Stated problem: Recast everything in the listing from the line containing "332, 446, 340]" down to the line containing "432, 458, 455]", both ends included, as a numbered list with blank lines left out. Give only those lines.

Items from a data source
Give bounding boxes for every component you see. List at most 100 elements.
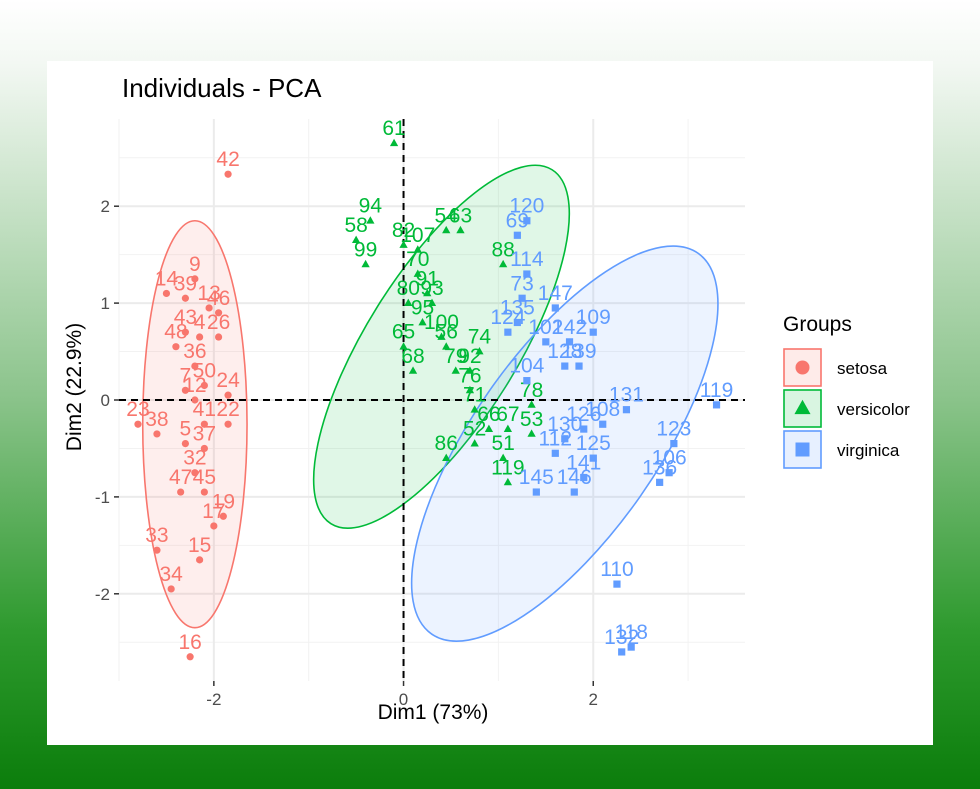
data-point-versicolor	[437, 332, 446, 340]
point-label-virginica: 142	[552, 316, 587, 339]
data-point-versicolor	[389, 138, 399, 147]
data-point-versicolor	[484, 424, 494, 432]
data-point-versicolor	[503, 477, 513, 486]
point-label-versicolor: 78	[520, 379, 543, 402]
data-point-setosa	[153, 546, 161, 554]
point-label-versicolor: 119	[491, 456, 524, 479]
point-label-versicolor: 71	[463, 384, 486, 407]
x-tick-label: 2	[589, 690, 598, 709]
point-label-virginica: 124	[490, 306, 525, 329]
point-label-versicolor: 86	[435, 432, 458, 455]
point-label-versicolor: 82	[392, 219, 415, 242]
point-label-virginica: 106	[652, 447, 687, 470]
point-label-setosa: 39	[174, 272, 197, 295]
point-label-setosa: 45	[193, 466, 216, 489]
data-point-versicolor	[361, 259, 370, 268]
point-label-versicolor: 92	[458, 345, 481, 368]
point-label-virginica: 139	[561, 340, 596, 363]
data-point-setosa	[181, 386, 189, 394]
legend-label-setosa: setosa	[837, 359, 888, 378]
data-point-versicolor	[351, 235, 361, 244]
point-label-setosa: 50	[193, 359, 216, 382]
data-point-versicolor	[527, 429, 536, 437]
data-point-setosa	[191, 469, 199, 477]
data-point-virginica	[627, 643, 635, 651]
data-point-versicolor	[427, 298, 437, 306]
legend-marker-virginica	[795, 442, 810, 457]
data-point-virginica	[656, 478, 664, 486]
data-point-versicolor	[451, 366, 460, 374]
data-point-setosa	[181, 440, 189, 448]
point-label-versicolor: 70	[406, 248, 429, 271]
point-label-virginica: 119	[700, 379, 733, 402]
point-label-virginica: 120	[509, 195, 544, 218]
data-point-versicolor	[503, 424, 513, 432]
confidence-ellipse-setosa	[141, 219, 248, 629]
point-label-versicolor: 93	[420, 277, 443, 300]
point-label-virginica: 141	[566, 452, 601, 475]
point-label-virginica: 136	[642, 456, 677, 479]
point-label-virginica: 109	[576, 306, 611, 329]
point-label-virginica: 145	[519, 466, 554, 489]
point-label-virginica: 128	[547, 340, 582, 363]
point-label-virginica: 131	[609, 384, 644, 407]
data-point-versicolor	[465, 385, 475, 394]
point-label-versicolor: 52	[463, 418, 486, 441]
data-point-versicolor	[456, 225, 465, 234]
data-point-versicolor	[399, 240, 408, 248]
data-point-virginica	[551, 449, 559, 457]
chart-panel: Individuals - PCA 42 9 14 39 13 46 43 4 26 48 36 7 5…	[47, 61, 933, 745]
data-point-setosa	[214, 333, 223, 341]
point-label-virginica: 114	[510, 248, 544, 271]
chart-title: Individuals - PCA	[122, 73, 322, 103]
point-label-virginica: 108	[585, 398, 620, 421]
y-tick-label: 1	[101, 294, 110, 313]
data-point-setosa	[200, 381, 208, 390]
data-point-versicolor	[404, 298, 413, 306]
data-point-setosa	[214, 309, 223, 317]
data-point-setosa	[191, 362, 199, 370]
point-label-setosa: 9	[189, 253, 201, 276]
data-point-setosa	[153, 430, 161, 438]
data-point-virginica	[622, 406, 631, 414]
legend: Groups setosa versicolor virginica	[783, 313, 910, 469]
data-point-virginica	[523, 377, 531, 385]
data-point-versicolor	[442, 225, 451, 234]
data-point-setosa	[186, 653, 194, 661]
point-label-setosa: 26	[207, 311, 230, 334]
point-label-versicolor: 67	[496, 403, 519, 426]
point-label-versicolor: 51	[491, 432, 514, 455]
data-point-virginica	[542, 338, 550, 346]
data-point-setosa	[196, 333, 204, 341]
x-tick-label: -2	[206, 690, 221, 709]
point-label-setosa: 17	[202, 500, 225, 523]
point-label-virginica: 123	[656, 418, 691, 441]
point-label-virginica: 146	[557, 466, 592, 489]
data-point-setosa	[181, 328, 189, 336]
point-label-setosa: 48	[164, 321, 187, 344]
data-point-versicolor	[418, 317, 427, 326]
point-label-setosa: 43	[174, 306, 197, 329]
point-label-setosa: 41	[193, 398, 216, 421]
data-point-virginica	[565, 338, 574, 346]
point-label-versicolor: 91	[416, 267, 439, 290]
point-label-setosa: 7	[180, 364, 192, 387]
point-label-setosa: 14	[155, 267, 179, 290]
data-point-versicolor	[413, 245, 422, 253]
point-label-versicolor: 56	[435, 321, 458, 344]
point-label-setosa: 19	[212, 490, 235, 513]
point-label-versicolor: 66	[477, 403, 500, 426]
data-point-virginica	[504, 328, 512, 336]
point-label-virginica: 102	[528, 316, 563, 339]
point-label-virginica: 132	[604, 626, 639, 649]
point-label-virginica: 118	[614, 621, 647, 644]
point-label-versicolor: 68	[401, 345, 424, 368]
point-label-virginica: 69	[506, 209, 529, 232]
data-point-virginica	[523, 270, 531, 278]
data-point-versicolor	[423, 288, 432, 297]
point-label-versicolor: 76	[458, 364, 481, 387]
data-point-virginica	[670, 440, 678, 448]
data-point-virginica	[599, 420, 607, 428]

--

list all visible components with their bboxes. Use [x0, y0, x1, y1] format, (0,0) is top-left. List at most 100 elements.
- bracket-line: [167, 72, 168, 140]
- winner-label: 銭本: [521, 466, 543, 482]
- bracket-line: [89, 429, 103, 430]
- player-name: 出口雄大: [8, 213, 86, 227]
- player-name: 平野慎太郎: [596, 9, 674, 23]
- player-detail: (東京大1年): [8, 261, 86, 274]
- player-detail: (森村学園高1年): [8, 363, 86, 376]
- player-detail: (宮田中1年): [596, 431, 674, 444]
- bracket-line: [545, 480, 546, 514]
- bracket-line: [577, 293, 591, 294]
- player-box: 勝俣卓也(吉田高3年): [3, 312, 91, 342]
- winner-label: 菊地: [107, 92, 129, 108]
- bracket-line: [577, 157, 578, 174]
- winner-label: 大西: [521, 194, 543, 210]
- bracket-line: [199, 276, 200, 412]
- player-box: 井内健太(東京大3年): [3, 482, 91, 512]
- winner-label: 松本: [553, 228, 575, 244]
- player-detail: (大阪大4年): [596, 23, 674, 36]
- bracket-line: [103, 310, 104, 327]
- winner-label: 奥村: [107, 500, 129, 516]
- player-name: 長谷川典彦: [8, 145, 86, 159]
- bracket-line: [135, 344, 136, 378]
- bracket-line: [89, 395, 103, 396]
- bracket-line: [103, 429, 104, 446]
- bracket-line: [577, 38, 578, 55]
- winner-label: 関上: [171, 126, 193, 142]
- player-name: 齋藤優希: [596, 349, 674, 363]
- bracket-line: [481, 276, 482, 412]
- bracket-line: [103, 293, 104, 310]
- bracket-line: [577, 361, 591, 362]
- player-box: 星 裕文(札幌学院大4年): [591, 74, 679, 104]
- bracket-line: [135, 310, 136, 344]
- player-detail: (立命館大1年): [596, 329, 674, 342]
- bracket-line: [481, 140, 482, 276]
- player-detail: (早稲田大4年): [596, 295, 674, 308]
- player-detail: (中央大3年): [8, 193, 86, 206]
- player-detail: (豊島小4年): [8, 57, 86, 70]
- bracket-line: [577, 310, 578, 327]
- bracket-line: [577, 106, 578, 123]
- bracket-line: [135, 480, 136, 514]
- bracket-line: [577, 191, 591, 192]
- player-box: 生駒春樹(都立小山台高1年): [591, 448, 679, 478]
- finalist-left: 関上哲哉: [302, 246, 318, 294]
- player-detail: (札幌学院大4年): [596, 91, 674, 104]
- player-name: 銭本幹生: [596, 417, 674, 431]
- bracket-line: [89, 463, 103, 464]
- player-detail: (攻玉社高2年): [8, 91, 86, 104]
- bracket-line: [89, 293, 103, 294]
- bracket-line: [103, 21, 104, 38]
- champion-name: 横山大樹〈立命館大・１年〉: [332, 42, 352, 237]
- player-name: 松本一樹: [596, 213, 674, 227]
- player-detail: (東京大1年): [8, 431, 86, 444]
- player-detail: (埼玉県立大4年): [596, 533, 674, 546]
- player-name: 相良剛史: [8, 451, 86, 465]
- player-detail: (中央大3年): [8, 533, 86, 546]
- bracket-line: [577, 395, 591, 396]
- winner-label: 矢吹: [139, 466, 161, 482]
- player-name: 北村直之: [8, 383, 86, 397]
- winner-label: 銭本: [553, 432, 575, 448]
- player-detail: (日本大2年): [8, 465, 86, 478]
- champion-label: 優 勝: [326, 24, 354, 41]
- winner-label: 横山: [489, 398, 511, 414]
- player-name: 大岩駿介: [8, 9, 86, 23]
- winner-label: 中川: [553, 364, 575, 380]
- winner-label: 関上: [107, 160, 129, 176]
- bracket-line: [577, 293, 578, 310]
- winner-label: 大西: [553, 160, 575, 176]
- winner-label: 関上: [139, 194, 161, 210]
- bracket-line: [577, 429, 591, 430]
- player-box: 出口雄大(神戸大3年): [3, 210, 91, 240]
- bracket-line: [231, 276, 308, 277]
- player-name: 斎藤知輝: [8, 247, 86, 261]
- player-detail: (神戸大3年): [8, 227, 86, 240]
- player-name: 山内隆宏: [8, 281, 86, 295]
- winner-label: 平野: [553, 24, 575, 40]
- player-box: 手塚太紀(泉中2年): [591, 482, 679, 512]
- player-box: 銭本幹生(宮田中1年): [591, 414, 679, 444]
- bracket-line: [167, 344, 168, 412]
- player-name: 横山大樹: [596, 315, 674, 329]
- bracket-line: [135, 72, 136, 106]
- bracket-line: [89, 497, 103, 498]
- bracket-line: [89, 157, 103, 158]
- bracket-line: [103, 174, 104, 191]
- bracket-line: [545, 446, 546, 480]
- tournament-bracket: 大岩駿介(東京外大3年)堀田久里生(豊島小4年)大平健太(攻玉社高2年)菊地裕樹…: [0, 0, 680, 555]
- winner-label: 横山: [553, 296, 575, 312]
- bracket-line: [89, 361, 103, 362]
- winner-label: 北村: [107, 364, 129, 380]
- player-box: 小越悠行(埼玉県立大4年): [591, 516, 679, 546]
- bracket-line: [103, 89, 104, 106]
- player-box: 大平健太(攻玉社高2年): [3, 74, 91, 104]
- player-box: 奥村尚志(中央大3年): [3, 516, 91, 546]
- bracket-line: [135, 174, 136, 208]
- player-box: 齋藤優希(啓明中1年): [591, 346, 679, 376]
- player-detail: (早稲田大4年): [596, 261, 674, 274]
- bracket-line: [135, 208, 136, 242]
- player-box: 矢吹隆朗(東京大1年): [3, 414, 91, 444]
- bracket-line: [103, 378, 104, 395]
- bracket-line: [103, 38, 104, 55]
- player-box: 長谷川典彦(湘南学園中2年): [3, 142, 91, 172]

The solution:
1. data-point-versicolor	[437, 332, 446, 340]
2. point-label-virginica: 142	[552, 316, 587, 339]
3. data-point-versicolor	[389, 138, 399, 147]
4. data-point-versicolor	[484, 424, 494, 432]
5. data-point-versicolor	[503, 477, 513, 486]
6. point-label-versicolor: 78	[520, 379, 543, 402]
7. data-point-setosa	[153, 546, 161, 554]
8. point-label-versicolor: 119	[491, 456, 524, 479]
9. point-label-versicolor: 71	[463, 384, 486, 407]
10. x-tick-label: 2	[589, 690, 598, 709]
11. point-label-virginica: 124	[490, 306, 525, 329]
12. point-label-versicolor: 86	[435, 432, 458, 455]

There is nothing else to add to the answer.